STATED TASK: Check the listing below for lines with the word "صحيح" and say how many there are, with nothing but the number.

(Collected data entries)
***
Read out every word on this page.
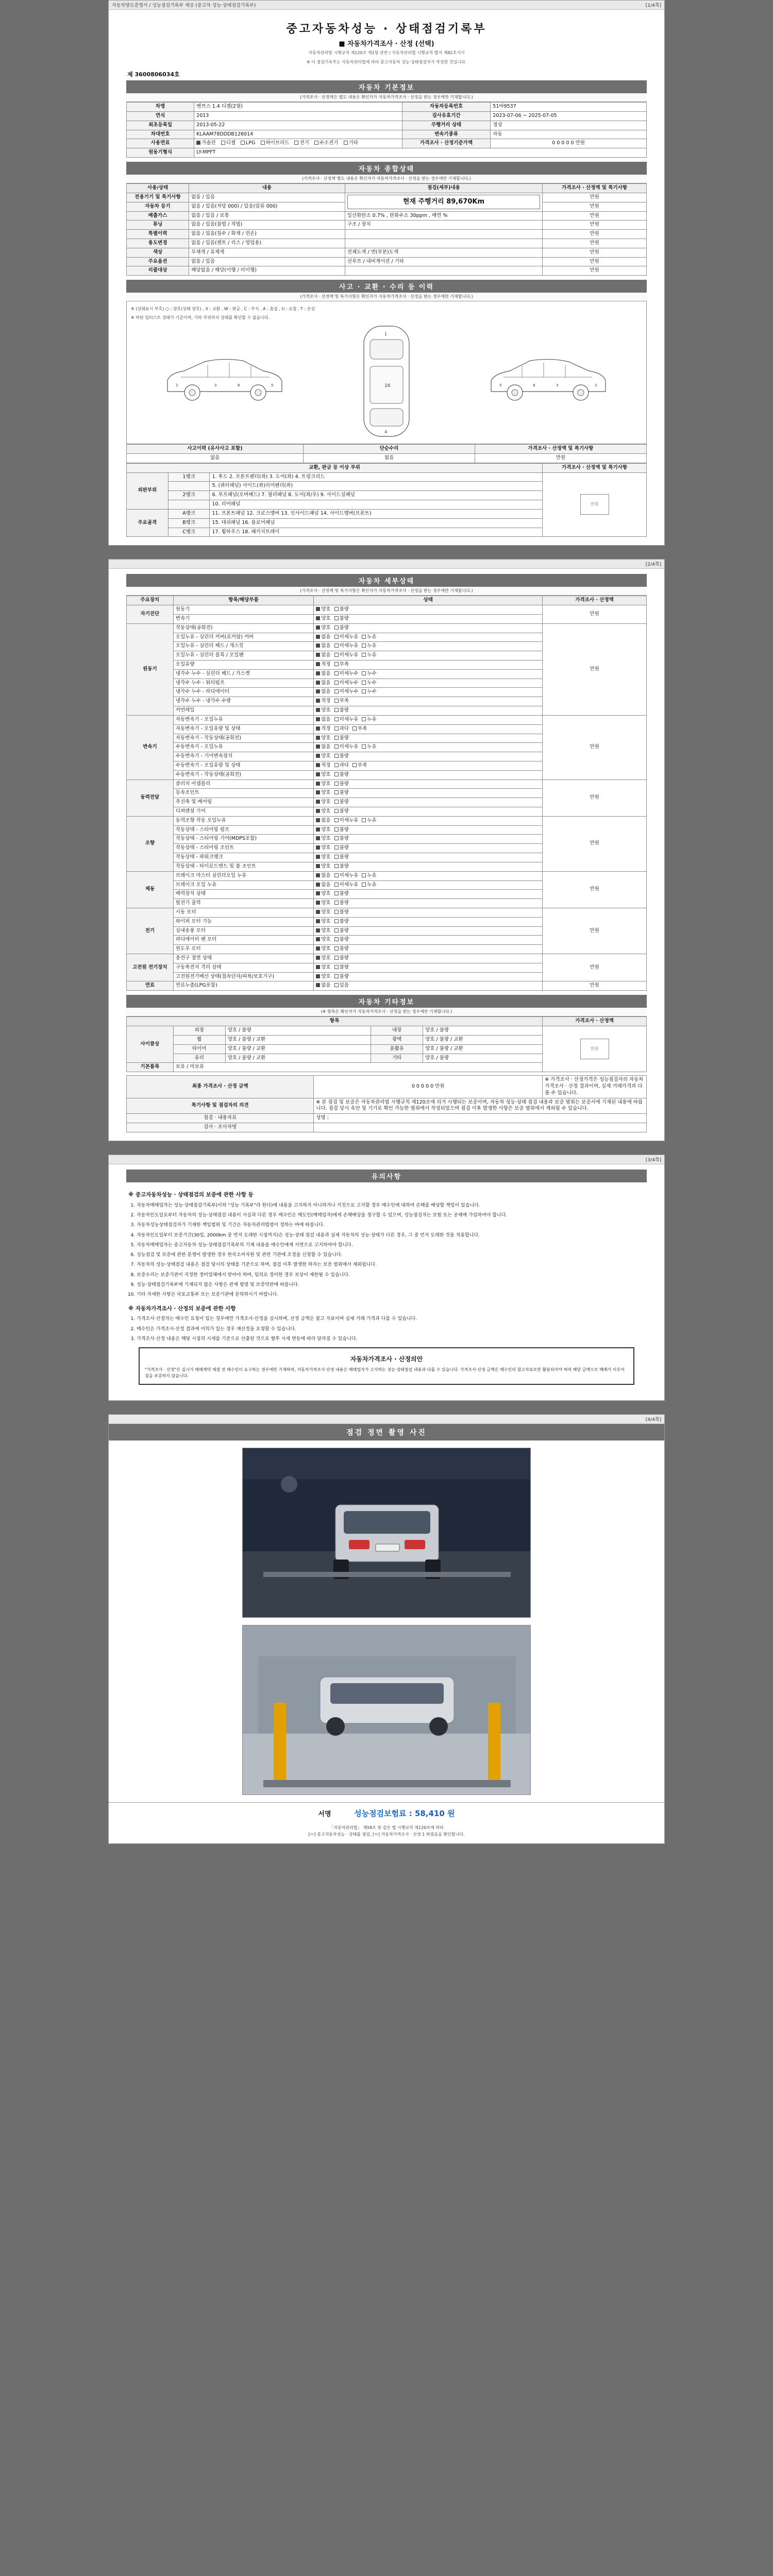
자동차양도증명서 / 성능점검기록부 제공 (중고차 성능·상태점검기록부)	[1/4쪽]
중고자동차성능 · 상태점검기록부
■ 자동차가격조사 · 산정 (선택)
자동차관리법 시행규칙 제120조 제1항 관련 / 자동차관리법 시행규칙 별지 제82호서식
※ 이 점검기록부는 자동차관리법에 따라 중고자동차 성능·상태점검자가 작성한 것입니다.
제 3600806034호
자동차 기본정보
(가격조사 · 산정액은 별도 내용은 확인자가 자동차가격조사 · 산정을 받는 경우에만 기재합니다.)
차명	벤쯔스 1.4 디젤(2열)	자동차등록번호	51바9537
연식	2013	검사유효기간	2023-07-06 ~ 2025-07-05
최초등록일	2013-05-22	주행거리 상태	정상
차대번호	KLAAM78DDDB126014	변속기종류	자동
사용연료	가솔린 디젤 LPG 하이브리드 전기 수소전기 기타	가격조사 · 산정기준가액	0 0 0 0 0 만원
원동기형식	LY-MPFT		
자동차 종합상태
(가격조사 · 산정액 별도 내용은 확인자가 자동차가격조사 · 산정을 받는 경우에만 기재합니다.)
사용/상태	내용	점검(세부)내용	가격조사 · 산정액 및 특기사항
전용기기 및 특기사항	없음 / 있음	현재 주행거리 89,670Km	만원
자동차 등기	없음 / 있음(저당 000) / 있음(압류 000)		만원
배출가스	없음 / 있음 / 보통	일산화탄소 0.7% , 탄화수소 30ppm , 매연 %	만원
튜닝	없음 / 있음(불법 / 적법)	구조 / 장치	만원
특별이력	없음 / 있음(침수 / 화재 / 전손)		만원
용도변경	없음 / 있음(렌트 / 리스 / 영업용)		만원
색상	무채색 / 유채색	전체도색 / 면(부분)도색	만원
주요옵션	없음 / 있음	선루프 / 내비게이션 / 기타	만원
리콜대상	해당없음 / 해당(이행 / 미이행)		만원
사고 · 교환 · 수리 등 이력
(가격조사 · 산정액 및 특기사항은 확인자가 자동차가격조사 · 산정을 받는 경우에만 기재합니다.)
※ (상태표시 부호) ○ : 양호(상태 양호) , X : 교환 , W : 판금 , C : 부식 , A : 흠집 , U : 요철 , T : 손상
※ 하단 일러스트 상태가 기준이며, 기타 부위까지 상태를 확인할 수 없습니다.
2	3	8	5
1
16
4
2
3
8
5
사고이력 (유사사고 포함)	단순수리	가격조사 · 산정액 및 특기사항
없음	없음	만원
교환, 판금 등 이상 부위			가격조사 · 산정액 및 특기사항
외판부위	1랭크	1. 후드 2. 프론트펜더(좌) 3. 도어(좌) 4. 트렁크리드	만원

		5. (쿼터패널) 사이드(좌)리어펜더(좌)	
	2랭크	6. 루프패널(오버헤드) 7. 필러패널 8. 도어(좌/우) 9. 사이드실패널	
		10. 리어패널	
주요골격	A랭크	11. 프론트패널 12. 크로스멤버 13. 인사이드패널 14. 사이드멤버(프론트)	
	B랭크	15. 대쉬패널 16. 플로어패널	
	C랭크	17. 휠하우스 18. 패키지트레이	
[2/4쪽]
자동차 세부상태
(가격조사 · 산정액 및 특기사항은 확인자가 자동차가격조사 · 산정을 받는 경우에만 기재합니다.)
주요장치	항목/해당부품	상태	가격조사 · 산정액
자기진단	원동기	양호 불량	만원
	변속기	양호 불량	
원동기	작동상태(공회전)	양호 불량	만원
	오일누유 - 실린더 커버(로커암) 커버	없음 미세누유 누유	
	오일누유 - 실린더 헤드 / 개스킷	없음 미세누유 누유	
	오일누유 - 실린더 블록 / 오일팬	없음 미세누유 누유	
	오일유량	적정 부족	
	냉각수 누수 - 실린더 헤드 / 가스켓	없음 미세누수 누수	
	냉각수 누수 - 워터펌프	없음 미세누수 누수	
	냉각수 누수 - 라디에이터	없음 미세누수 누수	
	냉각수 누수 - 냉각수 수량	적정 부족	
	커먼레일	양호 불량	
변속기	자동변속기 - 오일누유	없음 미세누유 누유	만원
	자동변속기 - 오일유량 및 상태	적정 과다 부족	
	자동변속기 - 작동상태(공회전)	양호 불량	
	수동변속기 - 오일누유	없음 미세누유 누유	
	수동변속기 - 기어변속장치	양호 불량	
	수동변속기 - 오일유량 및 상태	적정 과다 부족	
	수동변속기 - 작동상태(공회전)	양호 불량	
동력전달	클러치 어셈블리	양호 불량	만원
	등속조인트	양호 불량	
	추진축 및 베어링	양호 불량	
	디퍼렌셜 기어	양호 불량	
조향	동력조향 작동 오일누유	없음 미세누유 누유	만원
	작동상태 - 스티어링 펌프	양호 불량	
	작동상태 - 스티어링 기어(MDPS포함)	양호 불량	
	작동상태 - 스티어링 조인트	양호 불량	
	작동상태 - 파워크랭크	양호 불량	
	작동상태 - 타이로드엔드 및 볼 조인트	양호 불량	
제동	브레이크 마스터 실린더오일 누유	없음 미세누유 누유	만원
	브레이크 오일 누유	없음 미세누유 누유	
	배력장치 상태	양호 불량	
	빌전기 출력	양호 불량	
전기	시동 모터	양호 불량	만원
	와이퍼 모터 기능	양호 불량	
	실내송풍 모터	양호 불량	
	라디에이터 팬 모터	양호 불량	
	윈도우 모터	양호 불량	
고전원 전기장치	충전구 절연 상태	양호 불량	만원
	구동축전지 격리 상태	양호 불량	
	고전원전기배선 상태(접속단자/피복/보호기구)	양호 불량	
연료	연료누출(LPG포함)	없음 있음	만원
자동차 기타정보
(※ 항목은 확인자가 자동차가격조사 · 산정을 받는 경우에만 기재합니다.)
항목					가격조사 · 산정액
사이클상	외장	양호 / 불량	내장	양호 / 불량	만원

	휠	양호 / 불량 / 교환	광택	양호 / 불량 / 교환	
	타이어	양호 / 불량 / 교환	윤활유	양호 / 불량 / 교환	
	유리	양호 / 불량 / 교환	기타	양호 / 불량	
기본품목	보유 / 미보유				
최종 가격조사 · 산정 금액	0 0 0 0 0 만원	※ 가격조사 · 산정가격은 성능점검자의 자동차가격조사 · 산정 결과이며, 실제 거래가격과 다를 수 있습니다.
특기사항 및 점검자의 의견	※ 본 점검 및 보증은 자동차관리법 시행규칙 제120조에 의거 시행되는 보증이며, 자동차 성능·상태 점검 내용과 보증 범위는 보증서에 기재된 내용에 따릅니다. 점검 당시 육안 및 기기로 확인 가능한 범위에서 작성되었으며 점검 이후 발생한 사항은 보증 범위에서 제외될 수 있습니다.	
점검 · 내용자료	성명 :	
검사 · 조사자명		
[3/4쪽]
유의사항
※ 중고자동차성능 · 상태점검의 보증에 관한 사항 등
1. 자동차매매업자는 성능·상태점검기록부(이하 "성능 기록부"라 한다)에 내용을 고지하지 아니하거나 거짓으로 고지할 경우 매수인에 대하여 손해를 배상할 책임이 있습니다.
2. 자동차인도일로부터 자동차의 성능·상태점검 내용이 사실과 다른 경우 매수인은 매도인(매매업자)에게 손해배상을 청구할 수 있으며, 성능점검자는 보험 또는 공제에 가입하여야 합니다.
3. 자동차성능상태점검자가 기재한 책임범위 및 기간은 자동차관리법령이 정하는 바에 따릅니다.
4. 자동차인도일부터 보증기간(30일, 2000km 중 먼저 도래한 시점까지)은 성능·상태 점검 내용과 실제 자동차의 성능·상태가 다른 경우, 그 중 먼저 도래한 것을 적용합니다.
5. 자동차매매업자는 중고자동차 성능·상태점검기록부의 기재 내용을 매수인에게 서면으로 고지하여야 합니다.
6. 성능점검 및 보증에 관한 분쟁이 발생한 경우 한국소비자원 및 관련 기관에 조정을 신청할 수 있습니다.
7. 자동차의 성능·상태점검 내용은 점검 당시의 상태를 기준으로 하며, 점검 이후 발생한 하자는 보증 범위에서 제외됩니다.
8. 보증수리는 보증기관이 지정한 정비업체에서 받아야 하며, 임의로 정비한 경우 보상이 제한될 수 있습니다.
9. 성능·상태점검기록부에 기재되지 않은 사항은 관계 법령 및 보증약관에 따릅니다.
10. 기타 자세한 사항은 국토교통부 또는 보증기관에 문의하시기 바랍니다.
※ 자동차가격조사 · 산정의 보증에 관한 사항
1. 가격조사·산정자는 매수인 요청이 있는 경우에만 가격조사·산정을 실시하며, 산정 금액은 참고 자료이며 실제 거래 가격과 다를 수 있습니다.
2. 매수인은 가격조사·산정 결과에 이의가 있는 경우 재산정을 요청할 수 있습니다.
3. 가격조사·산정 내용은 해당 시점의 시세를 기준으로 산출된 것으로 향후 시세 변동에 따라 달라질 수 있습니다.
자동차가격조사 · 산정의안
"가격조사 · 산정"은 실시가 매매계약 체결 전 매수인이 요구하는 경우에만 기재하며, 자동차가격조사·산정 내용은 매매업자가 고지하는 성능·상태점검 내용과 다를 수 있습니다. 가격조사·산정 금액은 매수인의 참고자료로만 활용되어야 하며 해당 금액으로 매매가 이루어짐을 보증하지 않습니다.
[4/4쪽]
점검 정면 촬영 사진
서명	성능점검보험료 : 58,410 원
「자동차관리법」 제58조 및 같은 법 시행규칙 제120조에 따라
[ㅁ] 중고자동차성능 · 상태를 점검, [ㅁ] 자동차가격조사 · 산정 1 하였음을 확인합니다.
***
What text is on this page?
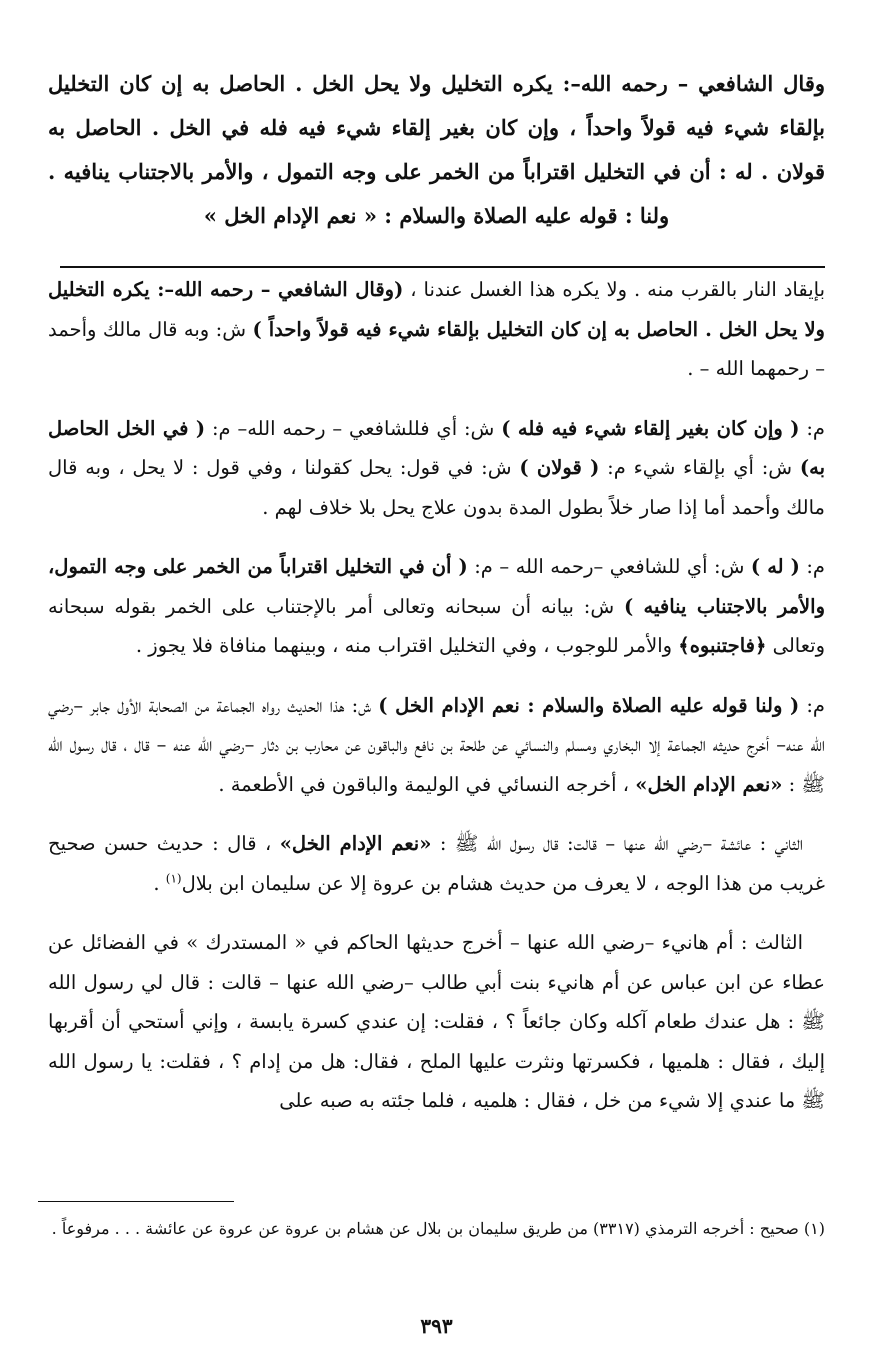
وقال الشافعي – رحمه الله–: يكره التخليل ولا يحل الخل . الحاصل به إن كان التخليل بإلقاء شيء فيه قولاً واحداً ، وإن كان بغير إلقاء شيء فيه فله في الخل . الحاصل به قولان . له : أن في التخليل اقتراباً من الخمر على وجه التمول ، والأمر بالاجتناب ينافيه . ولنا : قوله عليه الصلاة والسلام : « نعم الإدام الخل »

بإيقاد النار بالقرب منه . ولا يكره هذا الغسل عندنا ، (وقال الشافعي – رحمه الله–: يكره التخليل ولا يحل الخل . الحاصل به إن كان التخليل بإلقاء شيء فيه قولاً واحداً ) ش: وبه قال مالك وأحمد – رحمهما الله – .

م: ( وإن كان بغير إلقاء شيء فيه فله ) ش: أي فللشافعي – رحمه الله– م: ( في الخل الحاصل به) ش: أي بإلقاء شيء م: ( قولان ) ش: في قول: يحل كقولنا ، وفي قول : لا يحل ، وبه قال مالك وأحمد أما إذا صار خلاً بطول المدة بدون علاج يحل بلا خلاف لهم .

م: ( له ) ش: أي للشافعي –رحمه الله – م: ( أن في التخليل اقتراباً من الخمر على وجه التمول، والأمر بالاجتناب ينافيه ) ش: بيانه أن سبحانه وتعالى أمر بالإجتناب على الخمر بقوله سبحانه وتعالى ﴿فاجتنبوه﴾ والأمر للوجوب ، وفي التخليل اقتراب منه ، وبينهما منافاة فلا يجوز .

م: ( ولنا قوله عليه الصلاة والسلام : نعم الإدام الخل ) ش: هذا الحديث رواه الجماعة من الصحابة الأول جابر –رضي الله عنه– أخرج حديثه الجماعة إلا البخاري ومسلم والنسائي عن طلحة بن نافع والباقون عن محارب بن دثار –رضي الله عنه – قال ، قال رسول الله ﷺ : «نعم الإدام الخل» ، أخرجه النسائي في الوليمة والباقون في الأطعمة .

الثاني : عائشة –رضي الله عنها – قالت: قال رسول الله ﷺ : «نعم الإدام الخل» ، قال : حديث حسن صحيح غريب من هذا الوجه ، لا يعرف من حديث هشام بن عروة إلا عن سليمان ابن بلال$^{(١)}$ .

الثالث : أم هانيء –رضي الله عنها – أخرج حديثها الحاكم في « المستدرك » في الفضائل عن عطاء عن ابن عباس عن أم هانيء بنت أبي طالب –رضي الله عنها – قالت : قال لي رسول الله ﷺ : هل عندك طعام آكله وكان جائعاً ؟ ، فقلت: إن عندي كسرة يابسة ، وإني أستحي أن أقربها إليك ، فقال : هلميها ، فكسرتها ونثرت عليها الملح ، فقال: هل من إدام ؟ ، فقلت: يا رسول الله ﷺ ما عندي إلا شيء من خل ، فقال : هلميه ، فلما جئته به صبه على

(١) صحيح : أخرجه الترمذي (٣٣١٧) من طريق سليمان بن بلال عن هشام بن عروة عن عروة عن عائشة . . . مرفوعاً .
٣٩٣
***
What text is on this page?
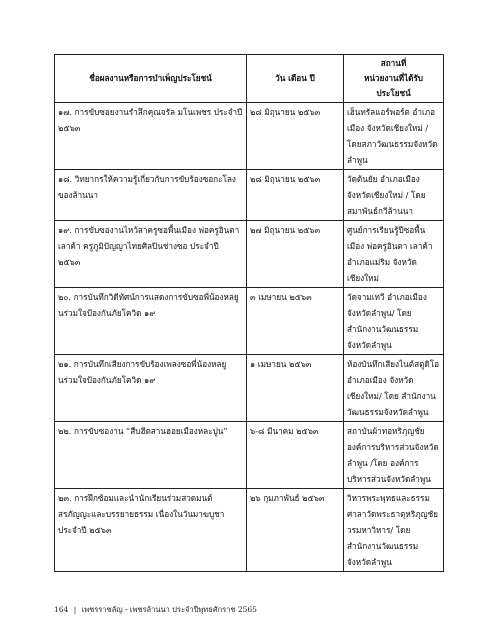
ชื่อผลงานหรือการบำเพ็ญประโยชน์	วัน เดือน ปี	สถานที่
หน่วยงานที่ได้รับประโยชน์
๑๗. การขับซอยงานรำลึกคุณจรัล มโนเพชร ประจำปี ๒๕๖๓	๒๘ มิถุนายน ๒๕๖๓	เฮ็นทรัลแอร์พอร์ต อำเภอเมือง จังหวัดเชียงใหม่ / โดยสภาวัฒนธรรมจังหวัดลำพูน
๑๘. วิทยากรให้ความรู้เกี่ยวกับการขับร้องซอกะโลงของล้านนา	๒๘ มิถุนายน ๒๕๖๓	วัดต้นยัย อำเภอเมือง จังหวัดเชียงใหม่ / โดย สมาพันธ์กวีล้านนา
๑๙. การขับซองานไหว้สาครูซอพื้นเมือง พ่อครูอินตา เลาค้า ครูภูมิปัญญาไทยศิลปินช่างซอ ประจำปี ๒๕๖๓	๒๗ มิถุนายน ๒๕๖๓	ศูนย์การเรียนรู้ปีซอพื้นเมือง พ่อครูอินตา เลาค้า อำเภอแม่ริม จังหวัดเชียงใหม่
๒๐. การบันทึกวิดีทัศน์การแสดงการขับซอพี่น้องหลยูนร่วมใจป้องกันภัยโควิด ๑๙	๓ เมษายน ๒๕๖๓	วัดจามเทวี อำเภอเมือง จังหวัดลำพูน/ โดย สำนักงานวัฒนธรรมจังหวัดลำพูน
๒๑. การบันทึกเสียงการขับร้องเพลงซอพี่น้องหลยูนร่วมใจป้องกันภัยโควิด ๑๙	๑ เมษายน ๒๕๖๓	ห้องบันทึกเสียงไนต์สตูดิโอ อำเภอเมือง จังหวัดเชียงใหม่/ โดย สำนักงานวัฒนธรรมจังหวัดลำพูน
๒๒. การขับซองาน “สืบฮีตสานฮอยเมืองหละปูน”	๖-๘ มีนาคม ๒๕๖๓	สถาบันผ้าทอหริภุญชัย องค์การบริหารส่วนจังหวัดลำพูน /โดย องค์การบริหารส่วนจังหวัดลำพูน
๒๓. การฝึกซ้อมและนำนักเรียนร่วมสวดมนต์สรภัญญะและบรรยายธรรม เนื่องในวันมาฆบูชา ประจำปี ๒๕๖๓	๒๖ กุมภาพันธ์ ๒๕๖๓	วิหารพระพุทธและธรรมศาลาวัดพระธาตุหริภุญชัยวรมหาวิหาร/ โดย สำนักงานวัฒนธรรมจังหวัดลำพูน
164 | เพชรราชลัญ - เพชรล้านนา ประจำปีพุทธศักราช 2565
***
CORRECT OUTPUT: 2